Brief. With the pictures left out, copy the listing below exactly.

START Data shown

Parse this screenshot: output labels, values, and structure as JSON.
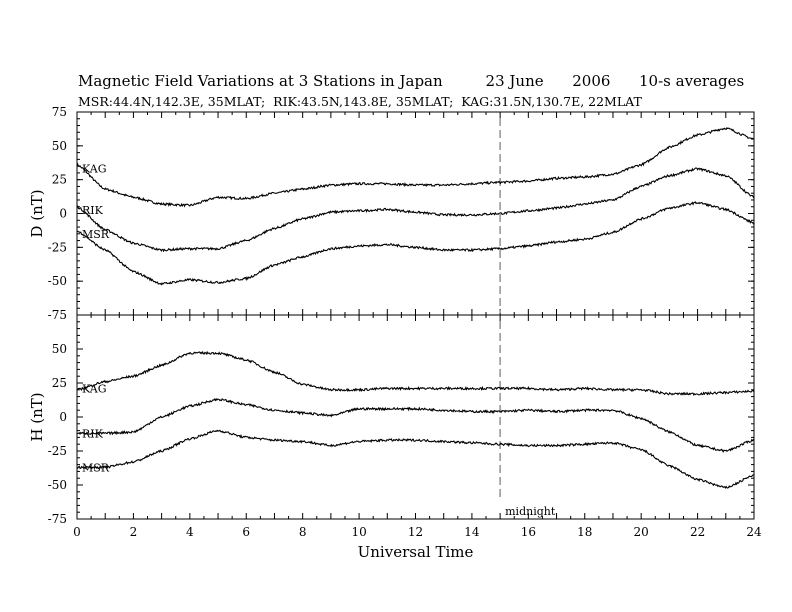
{
  "title": "Magnetic Field Variations at 3 Stations in Japan         23 June      2006      10-s averages",
  "subtitle": "MSR:44.4N,142.3E, 35MLAT;  RIK:43.5N,143.8E, 35MLAT;  KAG:31.5N,130.7E, 22MLAT",
  "chart_data": [
    {
      "type": "line",
      "ylabel": "D (nT)",
      "xlabel": "",
      "xlim": [
        0,
        24
      ],
      "ylim": [
        -75,
        75
      ],
      "yticks": [
        -75,
        -50,
        -25,
        0,
        25,
        50,
        75
      ],
      "grid": false,
      "series": [
        {
          "name": "KAG",
          "x": [
            0,
            1,
            2,
            3,
            4,
            5,
            6,
            7,
            8,
            9,
            10,
            11,
            12,
            13,
            14,
            15,
            16,
            17,
            18,
            19,
            20,
            21,
            22,
            23,
            24
          ],
          "values": [
            36,
            18,
            12,
            7,
            6,
            12,
            11,
            15,
            18,
            21,
            22,
            22,
            21,
            21,
            22,
            23,
            24,
            26,
            27,
            29,
            36,
            49,
            58,
            63,
            55
          ]
        },
        {
          "name": "RIK",
          "x": [
            0,
            1,
            2,
            3,
            4,
            5,
            6,
            7,
            8,
            9,
            10,
            11,
            12,
            13,
            14,
            15,
            16,
            17,
            18,
            19,
            20,
            21,
            22,
            23,
            24
          ],
          "values": [
            5,
            -12,
            -22,
            -27,
            -26,
            -26,
            -20,
            -11,
            -4,
            1,
            2,
            3,
            1,
            -1,
            -1,
            0,
            2,
            4,
            7,
            10,
            20,
            28,
            33,
            28,
            12
          ]
        },
        {
          "name": "MSR",
          "x": [
            0,
            1,
            2,
            3,
            4,
            5,
            6,
            7,
            8,
            9,
            10,
            11,
            12,
            13,
            14,
            15,
            16,
            17,
            18,
            19,
            20,
            21,
            22,
            23,
            24
          ],
          "values": [
            -13,
            -27,
            -43,
            -52,
            -49,
            -51,
            -48,
            -38,
            -32,
            -26,
            -24,
            -23,
            -25,
            -27,
            -27,
            -26,
            -24,
            -21,
            -19,
            -14,
            -4,
            4,
            8,
            3,
            -7
          ]
        }
      ],
      "vline": {
        "x": 15,
        "style": "dashed"
      }
    },
    {
      "type": "line",
      "ylabel": "H (nT)",
      "xlabel": "Universal Time",
      "xlim": [
        0,
        24
      ],
      "ylim": [
        -75,
        75
      ],
      "xticks": [
        0,
        2,
        4,
        6,
        8,
        10,
        12,
        14,
        16,
        18,
        20,
        22,
        24
      ],
      "yticks": [
        -75,
        -50,
        -25,
        0,
        25,
        50,
        75
      ],
      "grid": false,
      "series": [
        {
          "name": "KAG",
          "x": [
            0,
            1,
            2,
            3,
            4,
            5,
            6,
            7,
            8,
            9,
            10,
            11,
            12,
            13,
            14,
            15,
            16,
            17,
            18,
            19,
            20,
            21,
            22,
            23,
            24
          ],
          "values": [
            20,
            26,
            30,
            38,
            47,
            47,
            42,
            33,
            24,
            20,
            20,
            21,
            21,
            21,
            21,
            21,
            21,
            20,
            21,
            20,
            20,
            17,
            17,
            18,
            19
          ]
        },
        {
          "name": "RIK",
          "x": [
            0,
            1,
            2,
            3,
            4,
            5,
            6,
            7,
            8,
            9,
            10,
            11,
            12,
            13,
            14,
            15,
            16,
            17,
            18,
            19,
            20,
            21,
            22,
            23,
            24
          ],
          "values": [
            -12,
            -12,
            -11,
            0,
            8,
            13,
            9,
            5,
            3,
            1,
            6,
            6,
            6,
            5,
            4,
            4,
            5,
            4,
            5,
            5,
            -1,
            -11,
            -21,
            -25,
            -17
          ]
        },
        {
          "name": "MSR",
          "x": [
            0,
            1,
            2,
            3,
            4,
            5,
            6,
            7,
            8,
            9,
            10,
            11,
            12,
            13,
            14,
            15,
            16,
            17,
            18,
            19,
            20,
            21,
            22,
            23,
            24
          ],
          "values": [
            -37,
            -37,
            -33,
            -25,
            -16,
            -10,
            -15,
            -17,
            -18,
            -21,
            -18,
            -17,
            -17,
            -18,
            -19,
            -20,
            -21,
            -21,
            -20,
            -19,
            -24,
            -36,
            -46,
            -52,
            -43
          ]
        }
      ],
      "vline": {
        "x": 15,
        "style": "dashed",
        "label": "midnight"
      }
    }
  ]
}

END Data shown

Result.
Parse this screenshot: output labels, values, and structure as JSON.
{
  "title": "Magnetic Field Variations at 3 Stations in Japan         23 June      2006      10-s averages",
  "subtitle": "MSR:44.4N,142.3E, 35MLAT;  RIK:43.5N,143.8E, 35MLAT;  KAG:31.5N,130.7E, 22MLAT",
  "chart_data": [
    {
      "type": "line",
      "ylabel": "D (nT)",
      "xlabel": "",
      "xlim": [
        0,
        24
      ],
      "ylim": [
        -75,
        75
      ],
      "yticks": [
        -75,
        -50,
        -25,
        0,
        25,
        50,
        75
      ],
      "grid": false,
      "series": [
        {
          "name": "KAG",
          "x": [
            0,
            1,
            2,
            3,
            4,
            5,
            6,
            7,
            8,
            9,
            10,
            11,
            12,
            13,
            14,
            15,
            16,
            17,
            18,
            19,
            20,
            21,
            22,
            23,
            24
          ],
          "values": [
            36,
            18,
            12,
            7,
            6,
            12,
            11,
            15,
            18,
            21,
            22,
            22,
            21,
            21,
            22,
            23,
            24,
            26,
            27,
            29,
            36,
            49,
            58,
            63,
            55
          ]
        },
        {
          "name": "RIK",
          "x": [
            0,
            1,
            2,
            3,
            4,
            5,
            6,
            7,
            8,
            9,
            10,
            11,
            12,
            13,
            14,
            15,
            16,
            17,
            18,
            19,
            20,
            21,
            22,
            23,
            24
          ],
          "values": [
            5,
            -12,
            -22,
            -27,
            -26,
            -26,
            -20,
            -11,
            -4,
            1,
            2,
            3,
            1,
            -1,
            -1,
            0,
            2,
            4,
            7,
            10,
            20,
            28,
            33,
            28,
            12
          ]
        },
        {
          "name": "MSR",
          "x": [
            0,
            1,
            2,
            3,
            4,
            5,
            6,
            7,
            8,
            9,
            10,
            11,
            12,
            13,
            14,
            15,
            16,
            17,
            18,
            19,
            20,
            21,
            22,
            23,
            24
          ],
          "values": [
            -13,
            -27,
            -43,
            -52,
            -49,
            -51,
            -48,
            -38,
            -32,
            -26,
            -24,
            -23,
            -25,
            -27,
            -27,
            -26,
            -24,
            -21,
            -19,
            -14,
            -4,
            4,
            8,
            3,
            -7
          ]
        }
      ],
      "vline": {
        "x": 15,
        "style": "dashed"
      }
    },
    {
      "type": "line",
      "ylabel": "H (nT)",
      "xlabel": "Universal Time",
      "xlim": [
        0,
        24
      ],
      "ylim": [
        -75,
        75
      ],
      "xticks": [
        0,
        2,
        4,
        6,
        8,
        10,
        12,
        14,
        16,
        18,
        20,
        22,
        24
      ],
      "yticks": [
        -75,
        -50,
        -25,
        0,
        25,
        50,
        75
      ],
      "grid": false,
      "series": [
        {
          "name": "KAG",
          "x": [
            0,
            1,
            2,
            3,
            4,
            5,
            6,
            7,
            8,
            9,
            10,
            11,
            12,
            13,
            14,
            15,
            16,
            17,
            18,
            19,
            20,
            21,
            22,
            23,
            24
          ],
          "values": [
            20,
            26,
            30,
            38,
            47,
            47,
            42,
            33,
            24,
            20,
            20,
            21,
            21,
            21,
            21,
            21,
            21,
            20,
            21,
            20,
            20,
            17,
            17,
            18,
            19
          ]
        },
        {
          "name": "RIK",
          "x": [
            0,
            1,
            2,
            3,
            4,
            5,
            6,
            7,
            8,
            9,
            10,
            11,
            12,
            13,
            14,
            15,
            16,
            17,
            18,
            19,
            20,
            21,
            22,
            23,
            24
          ],
          "values": [
            -12,
            -12,
            -11,
            0,
            8,
            13,
            9,
            5,
            3,
            1,
            6,
            6,
            6,
            5,
            4,
            4,
            5,
            4,
            5,
            5,
            -1,
            -11,
            -21,
            -25,
            -17
          ]
        },
        {
          "name": "MSR",
          "x": [
            0,
            1,
            2,
            3,
            4,
            5,
            6,
            7,
            8,
            9,
            10,
            11,
            12,
            13,
            14,
            15,
            16,
            17,
            18,
            19,
            20,
            21,
            22,
            23,
            24
          ],
          "values": [
            -37,
            -37,
            -33,
            -25,
            -16,
            -10,
            -15,
            -17,
            -18,
            -21,
            -18,
            -17,
            -17,
            -18,
            -19,
            -20,
            -21,
            -21,
            -20,
            -19,
            -24,
            -36,
            -46,
            -52,
            -43
          ]
        }
      ],
      "vline": {
        "x": 15,
        "style": "dashed",
        "label": "midnight"
      }
    }
  ]
}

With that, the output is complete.